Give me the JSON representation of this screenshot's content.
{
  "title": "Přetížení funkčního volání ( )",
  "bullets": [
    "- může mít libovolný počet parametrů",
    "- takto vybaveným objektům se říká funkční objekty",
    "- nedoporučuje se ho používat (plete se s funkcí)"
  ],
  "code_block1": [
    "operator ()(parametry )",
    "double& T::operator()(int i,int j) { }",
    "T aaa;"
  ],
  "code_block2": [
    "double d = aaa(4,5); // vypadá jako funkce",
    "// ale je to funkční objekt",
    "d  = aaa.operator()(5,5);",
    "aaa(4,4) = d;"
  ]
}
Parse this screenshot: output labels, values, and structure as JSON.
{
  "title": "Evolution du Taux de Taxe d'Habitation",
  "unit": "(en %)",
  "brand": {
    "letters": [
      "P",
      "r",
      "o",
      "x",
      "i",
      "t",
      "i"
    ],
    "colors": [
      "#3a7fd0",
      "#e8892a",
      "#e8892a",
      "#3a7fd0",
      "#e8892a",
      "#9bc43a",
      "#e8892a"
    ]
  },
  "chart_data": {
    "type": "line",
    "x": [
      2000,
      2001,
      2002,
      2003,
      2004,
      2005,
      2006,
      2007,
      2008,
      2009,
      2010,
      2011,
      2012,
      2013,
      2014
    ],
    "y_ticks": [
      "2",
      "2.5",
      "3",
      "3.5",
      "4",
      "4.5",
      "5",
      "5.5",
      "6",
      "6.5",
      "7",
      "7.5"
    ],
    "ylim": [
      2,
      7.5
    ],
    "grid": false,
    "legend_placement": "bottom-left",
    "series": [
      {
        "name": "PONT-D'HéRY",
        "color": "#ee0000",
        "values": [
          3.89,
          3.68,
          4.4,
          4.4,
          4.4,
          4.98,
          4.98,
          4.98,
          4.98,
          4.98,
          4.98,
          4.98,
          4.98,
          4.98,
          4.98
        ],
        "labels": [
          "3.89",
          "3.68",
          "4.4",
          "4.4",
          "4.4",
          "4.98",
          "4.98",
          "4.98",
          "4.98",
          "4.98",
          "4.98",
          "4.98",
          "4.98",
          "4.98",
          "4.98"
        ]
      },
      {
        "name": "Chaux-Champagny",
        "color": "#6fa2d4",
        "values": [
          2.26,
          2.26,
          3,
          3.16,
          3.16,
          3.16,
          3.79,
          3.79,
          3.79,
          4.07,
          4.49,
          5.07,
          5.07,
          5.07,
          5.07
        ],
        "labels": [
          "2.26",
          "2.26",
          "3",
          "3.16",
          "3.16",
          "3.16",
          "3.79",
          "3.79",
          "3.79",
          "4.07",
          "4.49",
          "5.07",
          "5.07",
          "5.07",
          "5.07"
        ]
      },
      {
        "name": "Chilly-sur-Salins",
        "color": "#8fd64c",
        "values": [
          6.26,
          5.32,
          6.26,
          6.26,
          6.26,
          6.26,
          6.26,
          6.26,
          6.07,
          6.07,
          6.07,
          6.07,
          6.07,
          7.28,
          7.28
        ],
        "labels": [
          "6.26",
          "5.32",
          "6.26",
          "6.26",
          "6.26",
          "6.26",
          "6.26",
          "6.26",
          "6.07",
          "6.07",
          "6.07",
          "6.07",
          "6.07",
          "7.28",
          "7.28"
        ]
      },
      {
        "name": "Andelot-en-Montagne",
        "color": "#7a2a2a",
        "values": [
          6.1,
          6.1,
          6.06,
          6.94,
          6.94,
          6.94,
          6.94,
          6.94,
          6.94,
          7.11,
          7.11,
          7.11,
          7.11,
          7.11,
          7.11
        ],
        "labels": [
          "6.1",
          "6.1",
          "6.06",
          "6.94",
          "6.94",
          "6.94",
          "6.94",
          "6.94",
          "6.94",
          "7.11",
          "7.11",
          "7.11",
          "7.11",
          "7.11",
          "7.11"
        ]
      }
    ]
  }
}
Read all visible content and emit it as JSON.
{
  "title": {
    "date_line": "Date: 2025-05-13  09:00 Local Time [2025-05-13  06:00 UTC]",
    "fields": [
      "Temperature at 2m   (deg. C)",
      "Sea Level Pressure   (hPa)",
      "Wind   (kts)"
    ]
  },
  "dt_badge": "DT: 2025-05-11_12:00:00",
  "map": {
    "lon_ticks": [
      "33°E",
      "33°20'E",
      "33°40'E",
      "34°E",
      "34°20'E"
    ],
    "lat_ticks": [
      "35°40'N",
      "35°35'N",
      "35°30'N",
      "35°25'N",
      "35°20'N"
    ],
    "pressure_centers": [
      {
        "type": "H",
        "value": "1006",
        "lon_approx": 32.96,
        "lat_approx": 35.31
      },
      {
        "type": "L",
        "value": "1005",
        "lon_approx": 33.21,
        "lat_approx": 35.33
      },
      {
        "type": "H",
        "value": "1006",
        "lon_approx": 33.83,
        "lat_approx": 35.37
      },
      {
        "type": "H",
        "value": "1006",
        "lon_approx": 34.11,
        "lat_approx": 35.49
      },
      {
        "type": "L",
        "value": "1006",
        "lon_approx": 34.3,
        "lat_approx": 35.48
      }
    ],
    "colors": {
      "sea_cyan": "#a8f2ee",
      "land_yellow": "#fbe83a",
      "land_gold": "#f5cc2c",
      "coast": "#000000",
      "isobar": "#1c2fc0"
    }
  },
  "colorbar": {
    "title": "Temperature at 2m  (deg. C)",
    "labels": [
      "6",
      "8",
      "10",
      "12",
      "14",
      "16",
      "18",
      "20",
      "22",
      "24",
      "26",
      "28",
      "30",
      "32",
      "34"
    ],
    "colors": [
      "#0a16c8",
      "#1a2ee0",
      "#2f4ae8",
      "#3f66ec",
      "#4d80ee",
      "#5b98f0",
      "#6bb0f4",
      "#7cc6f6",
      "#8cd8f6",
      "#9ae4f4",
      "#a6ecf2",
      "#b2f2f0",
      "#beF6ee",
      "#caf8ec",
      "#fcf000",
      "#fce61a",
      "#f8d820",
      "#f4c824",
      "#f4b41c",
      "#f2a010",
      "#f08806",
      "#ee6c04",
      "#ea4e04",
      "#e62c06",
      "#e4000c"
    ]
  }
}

:::

● **Work to be completed**
Nothing should be left out: return all of the records exactly.

● **Correct result**
Give me the JSON representation of this screenshot's content.
{
  "title": "Přetížení funkčního volání ( )",
  "bullets": [
    "- může mít libovolný počet parametrů",
    "- takto vybaveným objektům se říká funkční objekty",
    "- nedoporučuje se ho používat (plete se s funkcí)"
  ],
  "code_block1": [
    "operator ()(parametry )",
    "double& T::operator()(int i,int j) { }",
    "T aaa;"
  ],
  "code_block2": [
    "double d = aaa(4,5); // vypadá jako funkce",
    "// ale je to funkční objekt",
    "d  = aaa.operator()(5,5);",
    "aaa(4,4) = d;"
  ]
}
Parse this screenshot: output labels, values, and structure as JSON.
{
  "title": "Evolution du Taux de Taxe d'Habitation",
  "unit": "(en %)",
  "brand": {
    "letters": [
      "P",
      "r",
      "o",
      "x",
      "i",
      "t",
      "i"
    ],
    "colors": [
      "#3a7fd0",
      "#e8892a",
      "#e8892a",
      "#3a7fd0",
      "#e8892a",
      "#9bc43a",
      "#e8892a"
    ]
  },
  "chart_data": {
    "type": "line",
    "x": [
      2000,
      2001,
      2002,
      2003,
      2004,
      2005,
      2006,
      2007,
      2008,
      2009,
      2010,
      2011,
      2012,
      2013,
      2014
    ],
    "y_ticks": [
      "2",
      "2.5",
      "3",
      "3.5",
      "4",
      "4.5",
      "5",
      "5.5",
      "6",
      "6.5",
      "7",
      "7.5"
    ],
    "ylim": [
      2,
      7.5
    ],
    "grid": false,
    "legend_placement": "bottom-left",
    "series": [
      {
        "name": "PONT-D'HéRY",
        "color": "#ee0000",
        "values": [
          3.89,
          3.68,
          4.4,
          4.4,
          4.4,
          4.98,
          4.98,
          4.98,
          4.98,
          4.98,
          4.98,
          4.98,
          4.98,
          4.98,
          4.98
        ],
        "labels": [
          "3.89",
          "3.68",
          "4.4",
          "4.4",
          "4.4",
          "4.98",
          "4.98",
          "4.98",
          "4.98",
          "4.98",
          "4.98",
          "4.98",
          "4.98",
          "4.98",
          "4.98"
        ]
      },
      {
        "name": "Chaux-Champagny",
        "color": "#6fa2d4",
        "values": [
          2.26,
          2.26,
          3,
          3.16,
          3.16,
          3.16,
          3.79,
          3.79,
          3.79,
          4.07,
          4.49,
          5.07,
          5.07,
          5.07,
          5.07
        ],
        "labels": [
          "2.26",
          "2.26",
          "3",
          "3.16",
          "3.16",
          "3.16",
          "3.79",
          "3.79",
          "3.79",
          "4.07",
          "4.49",
          "5.07",
          "5.07",
          "5.07",
          "5.07"
        ]
      },
      {
        "name": "Chilly-sur-Salins",
        "color": "#8fd64c",
        "values": [
          6.26,
          5.32,
          6.26,
          6.26,
          6.26,
          6.26,
          6.26,
          6.26,
          6.07,
          6.07,
          6.07,
          6.07,
          6.07,
          7.28,
          7.28
        ],
        "labels": [
          "6.26",
          "5.32",
          "6.26",
          "6.26",
          "6.26",
          "6.26",
          "6.26",
          "6.26",
          "6.07",
          "6.07",
          "6.07",
          "6.07",
          "6.07",
          "7.28",
          "7.28"
        ]
      },
      {
        "name": "Andelot-en-Montagne",
        "color": "#7a2a2a",
        "values": [
          6.1,
          6.1,
          6.06,
          6.94,
          6.94,
          6.94,
          6.94,
          6.94,
          6.94,
          7.11,
          7.11,
          7.11,
          7.11,
          7.11,
          7.11
        ],
        "labels": [
          "6.1",
          "6.1",
          "6.06",
          "6.94",
          "6.94",
          "6.94",
          "6.94",
          "6.94",
          "6.94",
          "7.11",
          "7.11",
          "7.11",
          "7.11",
          "7.11",
          "7.11"
        ]
      }
    ]
  }
}
Read all visible content and emit it as JSON.
{
  "title": {
    "date_line": "Date: 2025-05-13  09:00 Local Time [2025-05-13  06:00 UTC]",
    "fields": [
      "Temperature at 2m   (deg. C)",
      "Sea Level Pressure   (hPa)",
      "Wind   (kts)"
    ]
  },
  "dt_badge": "DT: 2025-05-11_12:00:00",
  "map": {
    "lon_ticks": [
      "33°E",
      "33°20'E",
      "33°40'E",
      "34°E",
      "34°20'E"
    ],
    "lat_ticks": [
      "35°40'N",
      "35°35'N",
      "35°30'N",
      "35°25'N",
      "35°20'N"
    ],
    "pressure_centers": [
      {
        "type": "H",
        "value": "1006",
        "lon_approx": 32.96,
        "lat_approx": 35.31
      },
      {
        "type": "L",
        "value": "1005",
        "lon_approx": 33.21,
        "lat_approx": 35.33
      },
      {
        "type": "H",
        "value": "1006",
        "lon_approx": 33.83,
        "lat_approx": 35.37
      },
      {
        "type": "H",
        "value": "1006",
        "lon_approx": 34.11,
        "lat_approx": 35.49
      },
      {
        "type": "L",
        "value": "1006",
        "lon_approx": 34.3,
        "lat_approx": 35.48
      }
    ],
    "colors": {
      "sea_cyan": "#a8f2ee",
      "land_yellow": "#fbe83a",
      "land_gold": "#f5cc2c",
      "coast": "#000000",
      "isobar": "#1c2fc0"
    }
  },
  "colorbar": {
    "title": "Temperature at 2m  (deg. C)",
    "labels": [
      "6",
      "8",
      "10",
      "12",
      "14",
      "16",
      "18",
      "20",
      "22",
      "24",
      "26",
      "28",
      "30",
      "32",
      "34"
    ],
    "colors": [
      "#0a16c8",
      "#1a2ee0",
      "#2f4ae8",
      "#3f66ec",
      "#4d80ee",
      "#5b98f0",
      "#6bb0f4",
      "#7cc6f6",
      "#8cd8f6",
      "#9ae4f4",
      "#a6ecf2",
      "#b2f2f0",
      "#beF6ee",
      "#caf8ec",
      "#fcf000",
      "#fce61a",
      "#f8d820",
      "#f4c824",
      "#f4b41c",
      "#f2a010",
      "#f08806",
      "#ee6c04",
      "#ea4e04",
      "#e62c06",
      "#e4000c"
    ]
  }
}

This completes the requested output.